Task input:
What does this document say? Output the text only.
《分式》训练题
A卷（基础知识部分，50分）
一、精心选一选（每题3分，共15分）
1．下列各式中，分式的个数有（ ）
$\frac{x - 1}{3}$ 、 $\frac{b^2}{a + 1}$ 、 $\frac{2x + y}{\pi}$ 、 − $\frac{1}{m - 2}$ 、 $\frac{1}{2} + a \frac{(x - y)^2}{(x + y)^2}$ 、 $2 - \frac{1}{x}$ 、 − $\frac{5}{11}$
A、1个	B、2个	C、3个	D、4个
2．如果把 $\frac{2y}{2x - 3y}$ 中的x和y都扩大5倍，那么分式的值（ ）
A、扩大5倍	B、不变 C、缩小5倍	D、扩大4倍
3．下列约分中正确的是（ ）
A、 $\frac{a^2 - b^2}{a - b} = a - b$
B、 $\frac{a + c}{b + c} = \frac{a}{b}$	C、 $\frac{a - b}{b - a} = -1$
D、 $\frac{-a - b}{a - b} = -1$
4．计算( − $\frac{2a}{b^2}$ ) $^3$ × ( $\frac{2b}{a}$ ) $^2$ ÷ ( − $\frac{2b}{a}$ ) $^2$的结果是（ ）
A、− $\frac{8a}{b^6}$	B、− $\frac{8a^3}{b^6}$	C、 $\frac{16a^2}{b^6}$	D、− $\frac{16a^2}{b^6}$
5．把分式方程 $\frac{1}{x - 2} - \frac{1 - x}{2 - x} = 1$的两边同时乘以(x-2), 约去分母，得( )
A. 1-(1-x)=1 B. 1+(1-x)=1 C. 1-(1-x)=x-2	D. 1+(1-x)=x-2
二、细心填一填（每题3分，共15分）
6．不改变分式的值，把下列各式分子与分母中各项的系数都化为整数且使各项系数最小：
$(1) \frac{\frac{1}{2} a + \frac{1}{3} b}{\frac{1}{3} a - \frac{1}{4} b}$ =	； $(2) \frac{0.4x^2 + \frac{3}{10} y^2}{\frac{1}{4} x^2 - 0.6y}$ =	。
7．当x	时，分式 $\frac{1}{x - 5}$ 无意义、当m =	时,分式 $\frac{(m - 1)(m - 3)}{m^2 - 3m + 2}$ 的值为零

Job: Output the entries exactly.

Task response:
What does this document say? Output the text only.
《分式》训练题
A卷（基础知识部分，50分）
一、精心选一选（每题3分，共15分）
1．下列各式中，分式的个数有（ ）
$\frac{x - 1}{3}$ 、 $\frac{b^2}{a + 1}$ 、 $\frac{2x + y}{\pi}$ 、 − $\frac{1}{m - 2}$ 、 $\frac{1}{2} + a \frac{(x - y)^2}{(x + y)^2}$ 、 $2 - \frac{1}{x}$ 、 − $\frac{5}{11}$
A、1个	B、2个	C、3个	D、4个
2．如果把 $\frac{2y}{2x - 3y}$ 中的x和y都扩大5倍，那么分式的值（ ）
A、扩大5倍	B、不变 C、缩小5倍	D、扩大4倍
3．下列约分中正确的是（ ）
A、 $\frac{a^2 - b^2}{a - b} = a - b$
B、 $\frac{a + c}{b + c} = \frac{a}{b}$	C、 $\frac{a - b}{b - a} = -1$
D、 $\frac{-a - b}{a - b} = -1$
4．计算( − $\frac{2a}{b^2}$ ) $^3$ × ( $\frac{2b}{a}$ ) $^2$ ÷ ( − $\frac{2b}{a}$ ) $^2$的结果是（ ）
A、− $\frac{8a}{b^6}$	B、− $\frac{8a^3}{b^6}$	C、 $\frac{16a^2}{b^6}$	D、− $\frac{16a^2}{b^6}$
5．把分式方程 $\frac{1}{x - 2} - \frac{1 - x}{2 - x} = 1$的两边同时乘以(x-2), 约去分母，得( )
A. 1-(1-x)=1 B. 1+(1-x)=1 C. 1-(1-x)=x-2	D. 1+(1-x)=x-2
二、细心填一填（每题3分，共15分）
6．不改变分式的值，把下列各式分子与分母中各项的系数都化为整数且使各项系数最小：
$(1) \frac{\frac{1}{2} a + \frac{1}{3} b}{\frac{1}{3} a - \frac{1}{4} b}$ =	； $(2) \frac{0.4x^2 + \frac{3}{10} y^2}{\frac{1}{4} x^2 - 0.6y}$ =	。
7．当x	时，分式 $\frac{1}{x - 5}$ 无意义、当m =	时,分式 $\frac{(m - 1)(m - 3)}{m^2 - 3m + 2}$ 的值为零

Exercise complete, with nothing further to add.